▶ [TEXT SHOWN]
☆ ☆ ☆

Academic journal article Education & Treatment of Children

Utilizing Antecedent Manipulations and Reinforcement in the Treatment of Food Selectivity by Texture

Academic journal article Education & Treatment of Children

Utilizing Antecedent Manipulations and Reinforcement in the Treatment of Food Selectivity by Texture

Article excerpt

Abstract

Food selectivity by texture is relatively common in children. Treatments for food selectivity by texture have included components such as stimulus fading, reinforcement, and escape extinction. The purpose of the current study was to attempt to treat food selectivity by texture utilizing antecedent manipulations and reinforcement in the absence of escape extinction. The current study utilized texture fading and simultaneous presentation to treat food selectivity by texture in a young boy with autism. Experimenters successfully increased the boy's food consumption using this treatment package in a clinical setting. Then, the boy's parents were trained to implement procedures both in the clinical and home settings.

☆ ☆ ☆

Structured page parsing data

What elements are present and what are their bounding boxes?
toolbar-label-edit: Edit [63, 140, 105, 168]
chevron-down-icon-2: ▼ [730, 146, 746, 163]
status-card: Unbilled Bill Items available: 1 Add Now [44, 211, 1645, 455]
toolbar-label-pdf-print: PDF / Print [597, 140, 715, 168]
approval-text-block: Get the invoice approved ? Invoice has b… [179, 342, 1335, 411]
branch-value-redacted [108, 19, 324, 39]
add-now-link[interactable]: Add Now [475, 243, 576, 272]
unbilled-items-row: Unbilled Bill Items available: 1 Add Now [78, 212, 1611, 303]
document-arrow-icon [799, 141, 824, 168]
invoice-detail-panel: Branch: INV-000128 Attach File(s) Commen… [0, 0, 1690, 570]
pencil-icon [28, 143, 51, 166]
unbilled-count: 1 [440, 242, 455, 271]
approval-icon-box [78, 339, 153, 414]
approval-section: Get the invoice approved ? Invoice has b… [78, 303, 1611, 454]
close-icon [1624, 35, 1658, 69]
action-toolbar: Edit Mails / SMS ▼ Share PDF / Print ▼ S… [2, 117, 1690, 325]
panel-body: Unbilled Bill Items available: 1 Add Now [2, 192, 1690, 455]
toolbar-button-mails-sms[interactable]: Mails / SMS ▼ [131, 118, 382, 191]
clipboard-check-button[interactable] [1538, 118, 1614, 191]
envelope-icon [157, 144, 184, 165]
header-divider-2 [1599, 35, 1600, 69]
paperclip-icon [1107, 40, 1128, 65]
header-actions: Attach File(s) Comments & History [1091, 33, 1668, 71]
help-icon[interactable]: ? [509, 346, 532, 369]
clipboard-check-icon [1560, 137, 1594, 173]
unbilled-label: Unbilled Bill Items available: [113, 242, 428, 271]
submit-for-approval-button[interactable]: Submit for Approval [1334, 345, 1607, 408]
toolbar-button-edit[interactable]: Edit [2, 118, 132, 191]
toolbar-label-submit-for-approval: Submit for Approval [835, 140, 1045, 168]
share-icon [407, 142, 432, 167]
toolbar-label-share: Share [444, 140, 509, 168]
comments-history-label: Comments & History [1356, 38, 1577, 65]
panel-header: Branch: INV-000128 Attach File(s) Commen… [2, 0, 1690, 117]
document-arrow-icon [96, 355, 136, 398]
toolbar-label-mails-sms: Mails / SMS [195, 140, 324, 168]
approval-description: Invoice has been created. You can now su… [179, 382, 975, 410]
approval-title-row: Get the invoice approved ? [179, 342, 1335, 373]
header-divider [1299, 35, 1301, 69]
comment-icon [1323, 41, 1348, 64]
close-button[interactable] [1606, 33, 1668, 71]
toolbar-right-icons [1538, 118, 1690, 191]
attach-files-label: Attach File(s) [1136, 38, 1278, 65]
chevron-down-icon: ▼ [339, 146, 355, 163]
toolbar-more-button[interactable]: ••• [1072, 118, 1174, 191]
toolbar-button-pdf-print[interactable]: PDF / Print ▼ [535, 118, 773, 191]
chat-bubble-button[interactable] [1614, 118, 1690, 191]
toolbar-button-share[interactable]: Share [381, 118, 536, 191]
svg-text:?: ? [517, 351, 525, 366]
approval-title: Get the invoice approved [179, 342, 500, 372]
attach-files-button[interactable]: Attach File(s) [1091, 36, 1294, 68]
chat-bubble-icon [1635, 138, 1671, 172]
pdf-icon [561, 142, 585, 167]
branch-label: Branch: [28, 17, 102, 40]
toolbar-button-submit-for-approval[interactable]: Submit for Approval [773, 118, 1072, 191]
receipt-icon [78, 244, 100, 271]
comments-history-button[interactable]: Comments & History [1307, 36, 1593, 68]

☆ ☆ ☆

▶ [WORK ORDER A]
Answer these questions using the abstract on treating food selectivity by texture:
(i) Which treatment component did the current study attempt to do without?
(ii) Which two procedures did the study use to treat the boy's food selectivity by texture?
(iii) Who was trained to implement the procedures, and in which settings?
▶ [WORK ORDER B]
Continue the abstract on treating food selectivity by texture from the point where it ends.

▶ [EXERCISE OUTPUT A]
(i) Escape extinction.
(ii) Texture fading and simultaneous presentation.
(iii) The boy's parents, in both the clinical and home settings.

▶ [EXERCISE OUTPUT B]
Keywords: differential reinforcement, feeding problems, food selectivity, parents, simultaneous presentation, simultaneous reinforcement, texture fading

Food selectivity by texture is relatively common in children. In fact, a study conducted by Field, Garland, and Williams (2003) found that 26% of children who participated presented with food selectivity by texture. This number was even higher at 31% for children with autism. Children presenting with food selectivity by texture tend to consume a small variety of textures and reject most novel textures. For example, parents of these children often report that their children are still eating jarred and pureed baby foods.

Treatments for food selectivity by texture have included components such as stimulus fading, reinforcement, and escape extinction (EE). For example, Luiselli and Gleason (1987) treated almost total food refusal in a 4-year-old girl who only consumed milk and occasionally pureed baby foods by gradually increasing the textures of foods, providing reinforcement contingent on consuming foods presented, and using EE in the form of physically guiding the girl to open her mouth by lightly separating her lips with one hand and inserting a spoon.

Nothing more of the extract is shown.